◆ **Stored entries**:
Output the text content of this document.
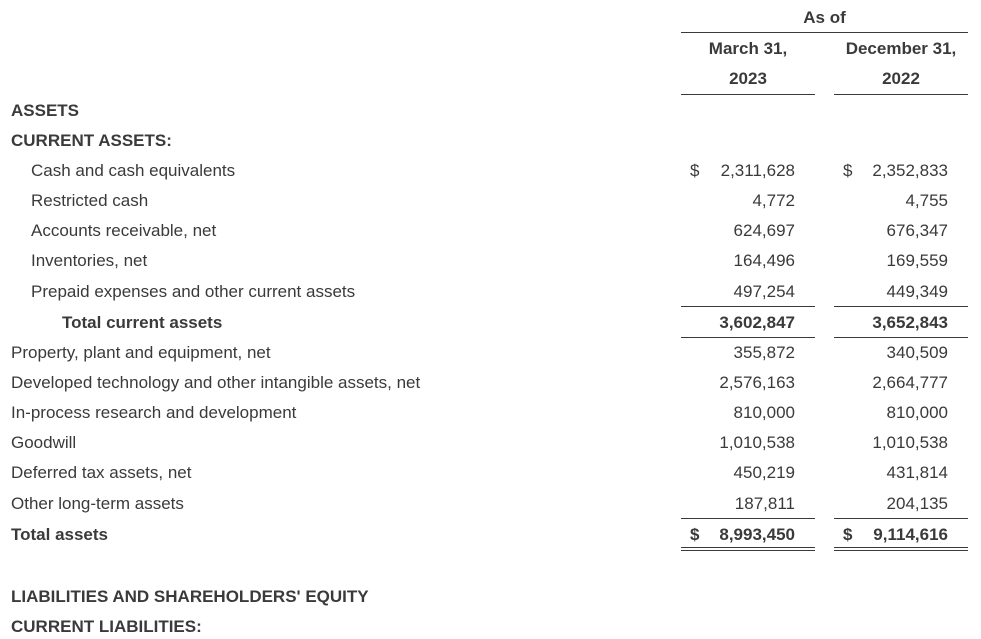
As of
March 31,
2023
December 31,
2022
ASSETS
CURRENT ASSETS:
Cash and cash equivalents	$	2,311,628	$	2,352,833
Restricted cash	4,772	4,755
Accounts receivable, net	624,697	676,347
Inventories, net	164,496	169,559
Prepaid expenses and other current assets	497,254	449,349
Total current assets	3,602,847	3,652,843
Property, plant and equipment, net	355,872	340,509
Developed technology and other intangible assets, net	2,576,163	2,664,777
In-process research and development	810,000	810,000
Goodwill	1,010,538	1,010,538
Deferred tax assets, net	450,219	431,814
Other long-term assets	187,811	204,135
Total assets	$	8,993,450	$	9,114,616
LIABILITIES AND SHAREHOLDERS' EQUITY
CURRENT LIABILITIES:
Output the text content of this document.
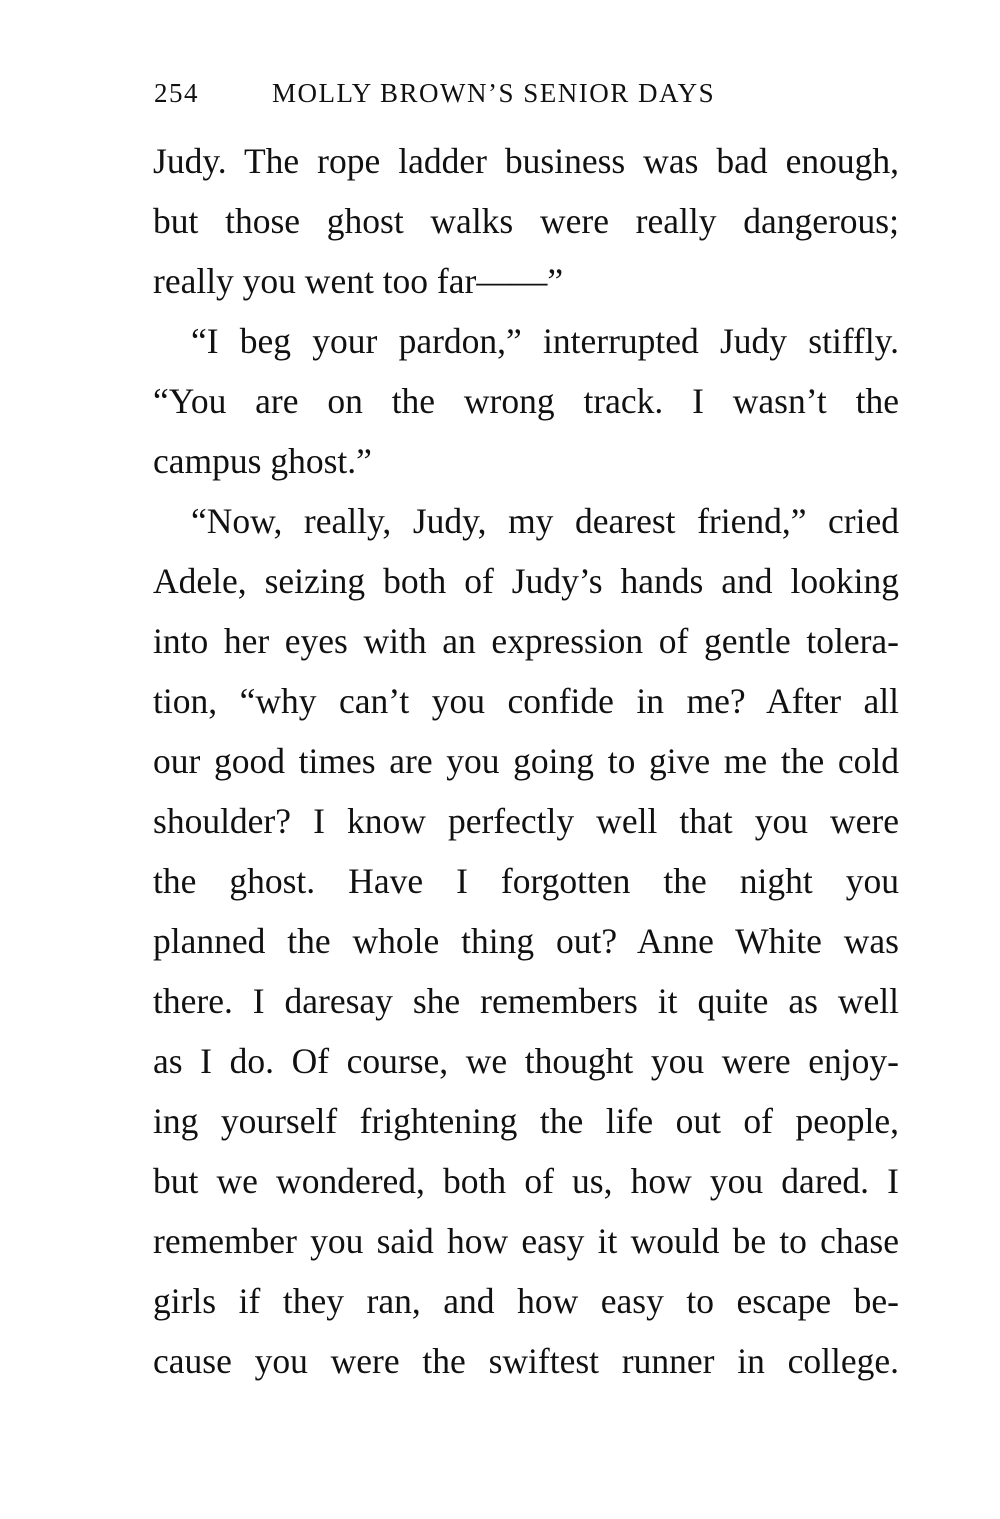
254	MOLLY BROWN’S SENIOR DAYS
Judy. The rope ladder business was bad enough,
but those ghost walks were really dangerous;
really you went too far——”
“I beg your pardon,” interrupted Judy stiffly.
“You are on the wrong track. I wasn’t the
campus ghost.”
“Now, really, Judy, my dearest friend,” cried
Adele, seizing both of Judy’s hands and looking
into her eyes with an expression of gentle tolera-
tion, “why can’t you confide in me? After all
our good times are you going to give me the cold
shoulder? I know perfectly well that you were
the ghost. Have I forgotten the night you
planned the whole thing out? Anne White was
there. I daresay she remembers it quite as well
as I do. Of course, we thought you were enjoy-
ing yourself frightening the life out of people,
but we wondered, both of us, how you dared. I
remember you said how easy it would be to chase
girls if they ran, and how easy to escape be-
cause you were the swiftest runner in college.
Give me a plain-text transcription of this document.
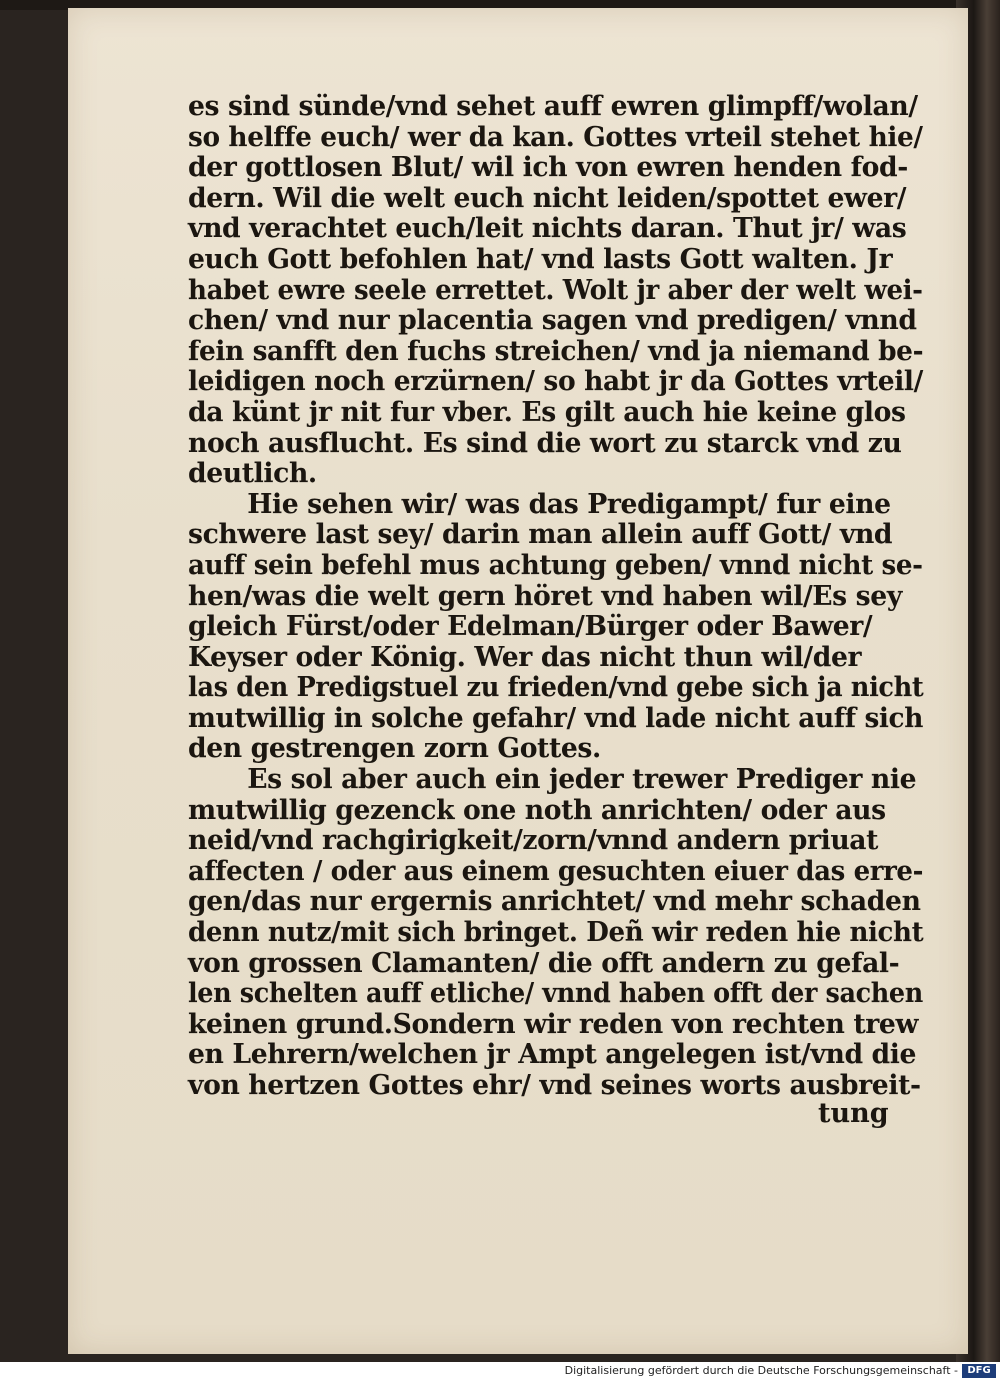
es sind sünde/vnd sehet auff ewren glimpff/wolan/
so helffe euch/ wer da kan. Gottes vrteil stehet hie/
der gottlosen Blut/ wil ich von ewren henden fod-
dern. Wil die welt euch nicht leiden/spottet ewer/
vnd verachtet euch/leit nichts daran. Thut jr/ was
euch Gott befohlen hat/ vnd lasts Gott walten. Jr
habet ewre seele errettet. Wolt jr aber der welt wei-
chen/ vnd nur placentia sagen vnd predigen/ vnnd
fein sanfft den fuchs streichen/ vnd ja niemand be-
leidigen noch erzürnen/ so habt jr da Gottes vrteil/
da künt jr nit fur vber. Es gilt auch hie keine glos
noch ausflucht. Es sind die wort zu starck vnd zu
deutlich.
Hie sehen wir/ was das Predigampt/ fur eine
schwere last sey/ darin man allein auff Gott/ vnd
auff sein befehl mus achtung geben/ vnnd nicht se-
hen/was die welt gern höret vnd haben wil/Es sey
gleich Fürst/oder Edelman/Bürger oder Bawer/
Keyser oder König. Wer das nicht thun wil/der
las den Predigstuel zu frieden/vnd gebe sich ja nicht
mutwillig in solche gefahr/ vnd lade nicht auff sich
den gestrengen zorn Gottes.
Es sol aber auch ein jeder trewer Prediger nie
mutwillig gezenck one noth anrichten/ oder aus
neid/vnd rachgirigkeit/zorn/vnnd andern priuat
affecten / oder aus einem gesuchten eiuer das erre-
gen/das nur ergernis anrichtet/ vnd mehr schaden
denn nutz/mit sich bringet. Deñ wir reden hie nicht
von grossen Clamanten/ die offt andern zu gefal-
len schelten auff etliche/ vnnd haben offt der sachen
keinen grund.Sondern wir reden von rechten trew
en Lehrern/welchen jr Ampt angelegen ist/vnd die
von hertzen Gottes ehr/ vnd seines worts ausbreit-
tung
Digitalisierung gefördert durch die Deutsche Forschungsgemeinschaft - DFG
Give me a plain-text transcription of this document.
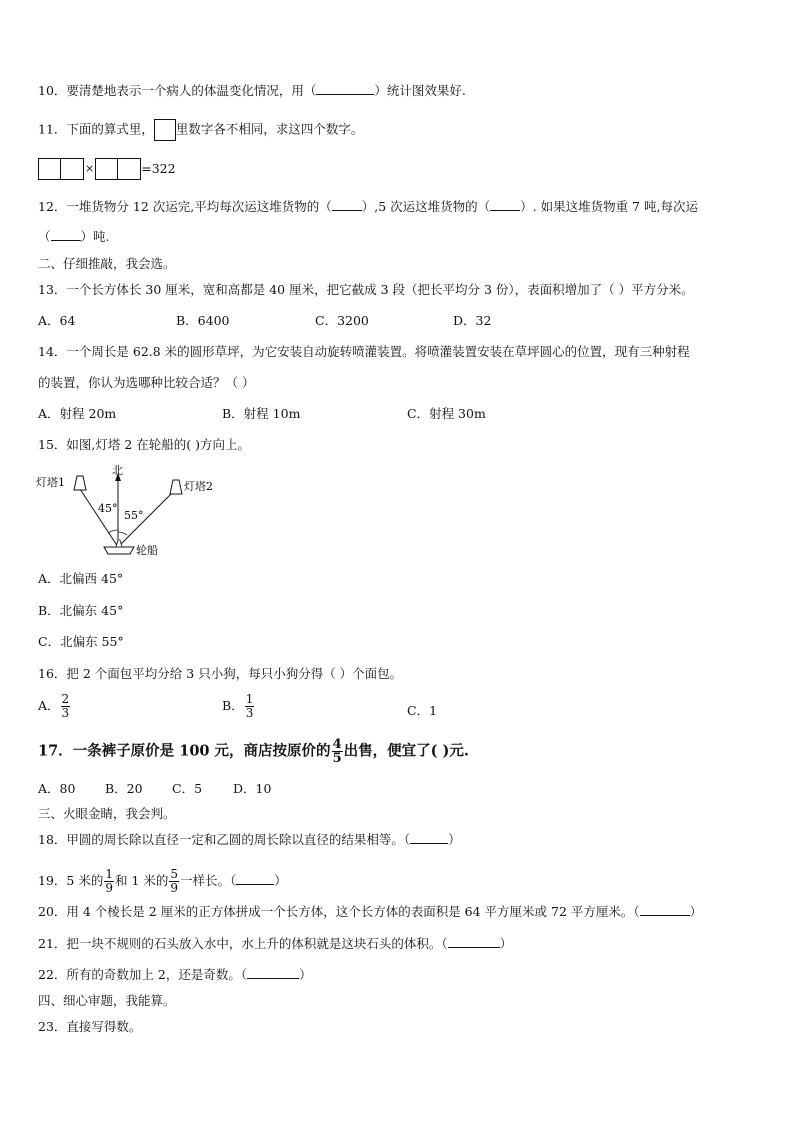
10．要清楚地表示一个病人的体温变化情况，用（	）统计图效果好.
11．下面的算式里， 里数字各不相同，求这四个数字。
×	=322
12．一堆货物分 12 次运完,平均每次运这堆货物的（ ）,5 次运这堆货物的（ ）. 如果这堆货物重 7 吨,每次运
（ ）吨.
二、仔细推敲，我会选。
13．一个长方体长 30 厘米，宽和高都是 40 厘米，把它截成 3 段（把长平均分 3 份），表面积增加了（ ）平方分米。
A．64	B．6400	C．3200	D．32
14．一个周长是 62.8 米的圆形草坪，为它安装自动旋转喷灌装置。将喷灌装置安装在草坪圆心的位置，现有三种射程
的装置，你认为选哪种比较合适？（ ）
A．射程 20m	B．射程 10m	C．射程 30m
15．如图,灯塔 2 在轮船的( )方向上。
北
45°
55°
灯塔1	灯塔2
轮船
A．北偏西 45°
B．北偏东 45°
C．北偏东 55°
16．把 2 个面包平均分给 3 只小狗，每只小狗分得（ ）个面包。
A． $\frac{2}{3}$	B． $\frac{1}{3}$	C．1
17．一条裤子原价是 100 元，商店按原价的 $\frac{4}{5}$ 出售，便宜了( )元.
A．80 B．20 C．5 D．10
三、火眼金睛，我会判。
18．甲圆的周长除以直径一定和乙圆的周长除以直径的结果相等。（	）
19．5 米的 $\frac{1}{9}$ 和 1 米的 $\frac{5}{9}$ 一样长。（	）
20．用 4 个棱长是 2 厘米的正方体拼成一个长方体，这个长方体的表面积是 64 平方厘米或 72 平方厘米。（	）
21．把一块不规则的石头放入水中，水上升的体积就是这块石头的体积。（	）
22．所有的奇数加上 2，还是奇数。（	）
四、细心审题，我能算。
23．直接写得数。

◆ **SHORT TASK**: Output all the records, word for word, with no pictures in the copy.

◆ **ANSWER BELOW**:
Output the text content of this document.
As of
March 31,
2023
December 31,
2022
ASSETS
CURRENT ASSETS:
Cash and cash equivalents	$	2,311,628	$	2,352,833
Restricted cash	4,772	4,755
Accounts receivable, net	624,697	676,347
Inventories, net	164,496	169,559
Prepaid expenses and other current assets	497,254	449,349
Total current assets	3,602,847	3,652,843
Property, plant and equipment, net	355,872	340,509
Developed technology and other intangible assets, net	2,576,163	2,664,777
In-process research and development	810,000	810,000
Goodwill	1,010,538	1,010,538
Deferred tax assets, net	450,219	431,814
Other long-term assets	187,811	204,135
Total assets	$	8,993,450	$	9,114,616
LIABILITIES AND SHAREHOLDERS' EQUITY
CURRENT LIABILITIES:
Output the text content of this document.
254	MOLLY BROWN’S SENIOR DAYS
Judy. The rope ladder business was bad enough,
but those ghost walks were really dangerous;
really you went too far——”
“I beg your pardon,” interrupted Judy stiffly.
“You are on the wrong track. I wasn’t the
campus ghost.”
“Now, really, Judy, my dearest friend,” cried
Adele, seizing both of Judy’s hands and looking
into her eyes with an expression of gentle tolera-
tion, “why can’t you confide in me? After all
our good times are you going to give me the cold
shoulder? I know perfectly well that you were
the ghost. Have I forgotten the night you
planned the whole thing out? Anne White was
there. I daresay she remembers it quite as well
as I do. Of course, we thought you were enjoy-
ing yourself frightening the life out of people,
but we wondered, both of us, how you dared. I
remember you said how easy it would be to chase
girls if they ran, and how easy to escape be-
cause you were the swiftest runner in college.
Give me a plain-text transcription of this document.
es sind sünde/vnd sehet auff ewren glimpff/wolan/
so helffe euch/ wer da kan. Gottes vrteil stehet hie/
der gottlosen Blut/ wil ich von ewren henden fod-
dern. Wil die welt euch nicht leiden/spottet ewer/
vnd verachtet euch/leit nichts daran. Thut jr/ was
euch Gott befohlen hat/ vnd lasts Gott walten. Jr
habet ewre seele errettet. Wolt jr aber der welt wei-
chen/ vnd nur placentia sagen vnd predigen/ vnnd
fein sanfft den fuchs streichen/ vnd ja niemand be-
leidigen noch erzürnen/ so habt jr da Gottes vrteil/
da künt jr nit fur vber. Es gilt auch hie keine glos
noch ausflucht. Es sind die wort zu starck vnd zu
deutlich.
Hie sehen wir/ was das Predigampt/ fur eine
schwere last sey/ darin man allein auff Gott/ vnd
auff sein befehl mus achtung geben/ vnnd nicht se-
hen/was die welt gern höret vnd haben wil/Es sey
gleich Fürst/oder Edelman/Bürger oder Bawer/
Keyser oder König. Wer das nicht thun wil/der
las den Predigstuel zu frieden/vnd gebe sich ja nicht
mutwillig in solche gefahr/ vnd lade nicht auff sich
den gestrengen zorn Gottes.
Es sol aber auch ein jeder trewer Prediger nie
mutwillig gezenck one noth anrichten/ oder aus
neid/vnd rachgirigkeit/zorn/vnnd andern priuat
affecten / oder aus einem gesuchten eiuer das erre-
gen/das nur ergernis anrichtet/ vnd mehr schaden
denn nutz/mit sich bringet. Deñ wir reden hie nicht
von grossen Clamanten/ die offt andern zu gefal-
len schelten auff etliche/ vnnd haben offt der sachen
keinen grund.Sondern wir reden von rechten trew
en Lehrern/welchen jr Ampt angelegen ist/vnd die
von hertzen Gottes ehr/ vnd seines worts ausbreit-
tung
Digitalisierung gefördert durch die Deutsche Forschungsgemeinschaft - DFG
Give me a plain-text transcription of this document.
10．要清楚地表示一个病人的体温变化情况，用（	）统计图效果好.
11．下面的算式里， 里数字各不相同，求这四个数字。
×	=322
12．一堆货物分 12 次运完,平均每次运这堆货物的（ ）,5 次运这堆货物的（ ）. 如果这堆货物重 7 吨,每次运
（ ）吨.
二、仔细推敲，我会选。
13．一个长方体长 30 厘米，宽和高都是 40 厘米，把它截成 3 段（把长平均分 3 份），表面积增加了（ ）平方分米。
A．64	B．6400	C．3200	D．32
14．一个周长是 62.8 米的圆形草坪，为它安装自动旋转喷灌装置。将喷灌装置安装在草坪圆心的位置，现有三种射程
的装置，你认为选哪种比较合适？（ ）
A．射程 20m	B．射程 10m	C．射程 30m
15．如图,灯塔 2 在轮船的( )方向上。
北
45°
55°
灯塔1	灯塔2
轮船
A．北偏西 45°
B．北偏东 45°
C．北偏东 55°
16．把 2 个面包平均分给 3 只小狗，每只小狗分得（ ）个面包。
A． $\frac{2}{3}$	B． $\frac{1}{3}$	C．1
17．一条裤子原价是 100 元，商店按原价的 $\frac{4}{5}$ 出售，便宜了( )元.
A．80 B．20 C．5 D．10
三、火眼金睛，我会判。
18．甲圆的周长除以直径一定和乙圆的周长除以直径的结果相等。（	）
19．5 米的 $\frac{1}{9}$ 和 1 米的 $\frac{5}{9}$ 一样长。（	）
20．用 4 个棱长是 2 厘米的正方体拼成一个长方体，这个长方体的表面积是 64 平方厘米或 72 平方厘米。（	）
21．把一块不规则的石头放入水中，水上升的体积就是这块石头的体积。（	）
22．所有的奇数加上 2，还是奇数。（	）
四、细心审题，我能算。
23．直接写得数。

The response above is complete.